REQUIREMENTS: Read the lines below. Copy out any that hold the string "text".

------------------------

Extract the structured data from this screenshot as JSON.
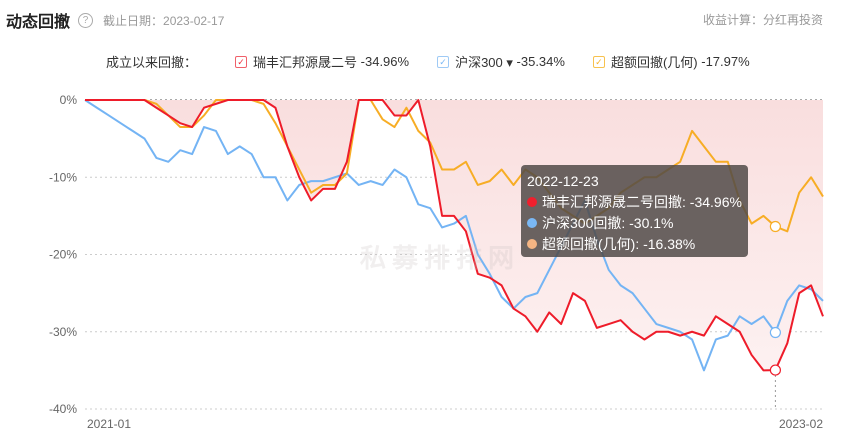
{
  "header": {
    "title": "动态回撤",
    "help_icon": "question-circle-icon",
    "as_of": "截止日期：2023-02-17",
    "calc_mode": "收益计算：分红再投资"
  },
  "legend": {
    "label": "成立以来回撤：",
    "items": [
      {
        "name": "瑞丰汇邦源晟二号",
        "value": "-34.96%",
        "color": "#f0303c",
        "checked": true
      },
      {
        "name": "沪深300 ▾",
        "value": "-35.34%",
        "color": "#7ab8f5",
        "checked": true
      },
      {
        "name": "超额回撤(几何)",
        "value": "-17.97%",
        "color": "#f7b32e",
        "checked": true
      }
    ]
  },
  "watermark": "私募排排网",
  "tooltip": {
    "date": "2022-12-23",
    "rows": [
      {
        "text": "瑞丰汇邦源晟二号回撤: -34.96%",
        "color": "#f01f2d"
      },
      {
        "text": "沪深300回撤: -30.1%",
        "color": "#7ab8f5"
      },
      {
        "text": "超额回撤(几何): -16.38%",
        "color": "#f4b483"
      }
    ]
  },
  "chart_data": {
    "type": "line",
    "x_labels": [
      "2021-01",
      "2023-02"
    ],
    "y_ticks": [
      "0%",
      "-10%",
      "-20%",
      "-30%",
      "-40%"
    ],
    "ylim": [
      -40,
      0
    ],
    "grid": true,
    "highlight_index": 58,
    "series": [
      {
        "name": "瑞丰汇邦源晟二号",
        "color": "#ee1c2a",
        "fill": true,
        "values": [
          0,
          0,
          0,
          0,
          0,
          0,
          -1,
          -2,
          -3,
          -3.5,
          -1,
          -0.5,
          0,
          0,
          0,
          0,
          -1,
          -6,
          -10,
          -13,
          -11.5,
          -11.5,
          -8,
          0,
          0,
          0,
          -2,
          -2,
          0,
          -6,
          -15,
          -15,
          -17,
          -22.5,
          -23,
          -24,
          -27,
          -28,
          -30,
          -27.5,
          -29,
          -25,
          -26,
          -29.5,
          -29,
          -28.5,
          -30,
          -31,
          -30,
          -30,
          -30.5,
          -30,
          -30.5,
          -28,
          -29,
          -30,
          -33,
          -35,
          -34.96,
          -31.5,
          -25,
          -24,
          -28
        ]
      },
      {
        "name": "沪深300",
        "color": "#74b4f4",
        "values": [
          0,
          -1,
          -2,
          -3,
          -4,
          -5,
          -7.5,
          -8,
          -6.5,
          -7,
          -3.5,
          -4,
          -7,
          -6,
          -7,
          -10,
          -10,
          -13,
          -11,
          -10.5,
          -10.5,
          -10,
          -9.5,
          -11,
          -10.5,
          -11,
          -9,
          -10,
          -13.5,
          -14,
          -16.5,
          -16,
          -15,
          -20,
          -22.5,
          -25.5,
          -27,
          -25.5,
          -25,
          -22,
          -19,
          -16,
          -13,
          -18,
          -22,
          -24,
          -25,
          -27,
          -29,
          -29.5,
          -30,
          -31,
          -35,
          -31,
          -30.5,
          -28,
          -29,
          -28,
          -30.1,
          -26,
          -24,
          -24.5,
          -26
        ]
      },
      {
        "name": "超额回撤(几何)",
        "color": "#f7ad25",
        "values": [
          0,
          0,
          0,
          0,
          0,
          0,
          -0.5,
          -2,
          -3.5,
          -3.5,
          -2,
          0,
          0,
          0,
          0,
          -0.5,
          -3,
          -6,
          -9,
          -12,
          -11,
          -11,
          -9.5,
          0,
          0,
          -2.5,
          -3.5,
          -1,
          -4,
          -5.5,
          -9,
          -9,
          -8,
          -11,
          -10.5,
          -9,
          -11,
          -9,
          -10,
          -12,
          -14,
          -15,
          -16,
          -15,
          -14,
          -12,
          -11,
          -10,
          -10,
          -9,
          -8,
          -4,
          -6,
          -8,
          -8,
          -13,
          -16,
          -15,
          -16.38,
          -17,
          -12,
          -10,
          -12.5
        ]
      }
    ]
  }
}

------------------------

RESPONSE FOR THIS EXERCISE:
        "text": "瑞丰汇邦源晟二号回撤: -34.96%",
        "text": "沪深300回撤: -30.1%",
        "text": "超额回撤(几何): -16.38%",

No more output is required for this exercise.